▶ **SET EXERCISE**: From the listing that follows, extract every line and set it down unaltered.

▶ **WORKING DATA**:

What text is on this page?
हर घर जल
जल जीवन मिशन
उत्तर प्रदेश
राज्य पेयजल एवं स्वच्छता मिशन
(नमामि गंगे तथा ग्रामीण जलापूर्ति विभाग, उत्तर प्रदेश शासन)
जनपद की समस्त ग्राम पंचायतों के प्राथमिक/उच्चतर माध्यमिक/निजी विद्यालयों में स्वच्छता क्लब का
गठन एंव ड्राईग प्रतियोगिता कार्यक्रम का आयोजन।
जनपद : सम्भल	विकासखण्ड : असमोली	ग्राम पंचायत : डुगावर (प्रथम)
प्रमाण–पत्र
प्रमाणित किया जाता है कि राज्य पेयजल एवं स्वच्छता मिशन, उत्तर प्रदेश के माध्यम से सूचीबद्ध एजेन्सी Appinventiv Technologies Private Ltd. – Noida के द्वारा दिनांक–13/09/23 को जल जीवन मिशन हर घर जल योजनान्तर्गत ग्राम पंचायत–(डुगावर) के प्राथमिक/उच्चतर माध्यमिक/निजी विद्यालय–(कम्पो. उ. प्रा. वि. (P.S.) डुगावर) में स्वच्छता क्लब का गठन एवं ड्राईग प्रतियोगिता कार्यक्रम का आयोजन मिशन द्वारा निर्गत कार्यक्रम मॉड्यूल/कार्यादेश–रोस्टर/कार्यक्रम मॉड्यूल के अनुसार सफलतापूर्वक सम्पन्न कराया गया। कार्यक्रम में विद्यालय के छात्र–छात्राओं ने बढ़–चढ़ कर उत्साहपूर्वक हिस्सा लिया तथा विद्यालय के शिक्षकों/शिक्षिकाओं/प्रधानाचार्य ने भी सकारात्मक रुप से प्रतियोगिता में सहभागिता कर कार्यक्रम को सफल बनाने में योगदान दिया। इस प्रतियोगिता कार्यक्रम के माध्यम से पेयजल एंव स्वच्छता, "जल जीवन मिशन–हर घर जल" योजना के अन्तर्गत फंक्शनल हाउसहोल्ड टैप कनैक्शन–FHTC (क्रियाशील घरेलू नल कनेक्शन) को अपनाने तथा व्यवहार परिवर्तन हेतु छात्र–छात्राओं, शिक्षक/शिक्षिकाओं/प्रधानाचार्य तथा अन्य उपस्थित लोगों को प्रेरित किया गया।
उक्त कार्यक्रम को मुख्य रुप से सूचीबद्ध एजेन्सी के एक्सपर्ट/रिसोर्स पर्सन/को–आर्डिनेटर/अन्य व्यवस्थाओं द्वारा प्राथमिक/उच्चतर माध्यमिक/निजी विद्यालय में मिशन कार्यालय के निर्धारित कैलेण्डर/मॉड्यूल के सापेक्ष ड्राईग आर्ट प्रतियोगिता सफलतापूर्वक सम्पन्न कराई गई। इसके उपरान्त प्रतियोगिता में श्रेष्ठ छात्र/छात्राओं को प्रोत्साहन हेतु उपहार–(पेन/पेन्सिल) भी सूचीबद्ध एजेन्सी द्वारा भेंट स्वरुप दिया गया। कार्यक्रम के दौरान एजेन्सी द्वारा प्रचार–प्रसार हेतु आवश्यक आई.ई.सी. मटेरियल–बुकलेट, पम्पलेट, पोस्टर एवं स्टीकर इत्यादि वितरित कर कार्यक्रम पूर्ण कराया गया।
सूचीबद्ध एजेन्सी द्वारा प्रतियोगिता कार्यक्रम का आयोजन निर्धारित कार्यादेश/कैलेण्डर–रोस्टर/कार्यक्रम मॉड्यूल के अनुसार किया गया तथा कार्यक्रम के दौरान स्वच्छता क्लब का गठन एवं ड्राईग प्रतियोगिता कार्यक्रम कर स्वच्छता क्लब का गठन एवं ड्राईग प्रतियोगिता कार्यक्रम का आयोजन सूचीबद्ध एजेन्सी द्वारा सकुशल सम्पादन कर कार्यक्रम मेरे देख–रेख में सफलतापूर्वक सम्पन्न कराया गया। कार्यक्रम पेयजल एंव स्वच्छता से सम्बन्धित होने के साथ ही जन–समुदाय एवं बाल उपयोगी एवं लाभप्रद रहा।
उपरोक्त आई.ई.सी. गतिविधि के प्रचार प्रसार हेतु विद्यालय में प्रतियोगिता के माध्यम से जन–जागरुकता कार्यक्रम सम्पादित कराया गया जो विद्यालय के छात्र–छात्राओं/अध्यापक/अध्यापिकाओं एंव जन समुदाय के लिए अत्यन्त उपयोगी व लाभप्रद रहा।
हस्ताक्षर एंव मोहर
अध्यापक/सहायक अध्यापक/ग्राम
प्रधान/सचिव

▶ **RIGHT ANSWER**:
What text is on this page?
हर घर जल
जल जीवन मिशन
उत्तर प्रदेश
राज्य पेयजल एवं स्वच्छता मिशन
(नमामि गंगे तथा ग्रामीण जलापूर्ति विभाग, उत्तर प्रदेश शासन)
जनपद की समस्त ग्राम पंचायतों के प्राथमिक/उच्चतर माध्यमिक/निजी विद्यालयों में स्वच्छता क्लब का
गठन एंव ड्राईग प्रतियोगिता कार्यक्रम का आयोजन।
जनपद : सम्भल	विकासखण्ड : असमोली	ग्राम पंचायत : डुगावर (प्रथम)
प्रमाण–पत्र
प्रमाणित किया जाता है कि राज्य पेयजल एवं स्वच्छता मिशन, उत्तर प्रदेश के माध्यम से सूचीबद्ध एजेन्सी Appinventiv Technologies Private Ltd. – Noida के द्वारा दिनांक–13/09/23 को जल जीवन मिशन हर घर जल योजनान्तर्गत ग्राम पंचायत–(डुगावर) के प्राथमिक/उच्चतर माध्यमिक/निजी विद्यालय–(कम्पो. उ. प्रा. वि. (P.S.) डुगावर) में स्वच्छता क्लब का गठन एवं ड्राईग प्रतियोगिता कार्यक्रम का आयोजन मिशन द्वारा निर्गत कार्यक्रम मॉड्यूल/कार्यादेश–रोस्टर/कार्यक्रम मॉड्यूल के अनुसार सफलतापूर्वक सम्पन्न कराया गया। कार्यक्रम में विद्यालय के छात्र–छात्राओं ने बढ़–चढ़ कर उत्साहपूर्वक हिस्सा लिया तथा विद्यालय के शिक्षकों/शिक्षिकाओं/प्रधानाचार्य ने भी सकारात्मक रुप से प्रतियोगिता में सहभागिता कर कार्यक्रम को सफल बनाने में योगदान दिया। इस प्रतियोगिता कार्यक्रम के माध्यम से पेयजल एंव स्वच्छता, "जल जीवन मिशन–हर घर जल" योजना के अन्तर्गत फंक्शनल हाउसहोल्ड टैप कनैक्शन–FHTC (क्रियाशील घरेलू नल कनेक्शन) को अपनाने तथा व्यवहार परिवर्तन हेतु छात्र–छात्राओं, शिक्षक/शिक्षिकाओं/प्रधानाचार्य तथा अन्य उपस्थित लोगों को प्रेरित किया गया।
उक्त कार्यक्रम को मुख्य रुप से सूचीबद्ध एजेन्सी के एक्सपर्ट/रिसोर्स पर्सन/को–आर्डिनेटर/अन्य व्यवस्थाओं द्वारा प्राथमिक/उच्चतर माध्यमिक/निजी विद्यालय में मिशन कार्यालय के निर्धारित कैलेण्डर/मॉड्यूल के सापेक्ष ड्राईग आर्ट प्रतियोगिता सफलतापूर्वक सम्पन्न कराई गई। इसके उपरान्त प्रतियोगिता में श्रेष्ठ छात्र/छात्राओं को प्रोत्साहन हेतु उपहार–(पेन/पेन्सिल) भी सूचीबद्ध एजेन्सी द्वारा भेंट स्वरुप दिया गया। कार्यक्रम के दौरान एजेन्सी द्वारा प्रचार–प्रसार हेतु आवश्यक आई.ई.सी. मटेरियल–बुकलेट, पम्पलेट, पोस्टर एवं स्टीकर इत्यादि वितरित कर कार्यक्रम पूर्ण कराया गया।
सूचीबद्ध एजेन्सी द्वारा प्रतियोगिता कार्यक्रम का आयोजन निर्धारित कार्यादेश/कैलेण्डर–रोस्टर/कार्यक्रम मॉड्यूल के अनुसार किया गया तथा कार्यक्रम के दौरान स्वच्छता क्लब का गठन एवं ड्राईग प्रतियोगिता कार्यक्रम कर स्वच्छता क्लब का गठन एवं ड्राईग प्रतियोगिता कार्यक्रम का आयोजन सूचीबद्ध एजेन्सी द्वारा सकुशल सम्पादन कर कार्यक्रम मेरे देख–रेख में सफलतापूर्वक सम्पन्न कराया गया। कार्यक्रम पेयजल एंव स्वच्छता से सम्बन्धित होने के साथ ही जन–समुदाय एवं बाल उपयोगी एवं लाभप्रद रहा।
उपरोक्त आई.ई.सी. गतिविधि के प्रचार प्रसार हेतु विद्यालय में प्रतियोगिता के माध्यम से जन–जागरुकता कार्यक्रम सम्पादित कराया गया जो विद्यालय के छात्र–छात्राओं/अध्यापक/अध्यापिकाओं एंव जन समुदाय के लिए अत्यन्त उपयोगी व लाभप्रद रहा।
हस्ताक्षर एंव मोहर
अध्यापक/सहायक अध्यापक/ग्राम
प्रधान/सचिव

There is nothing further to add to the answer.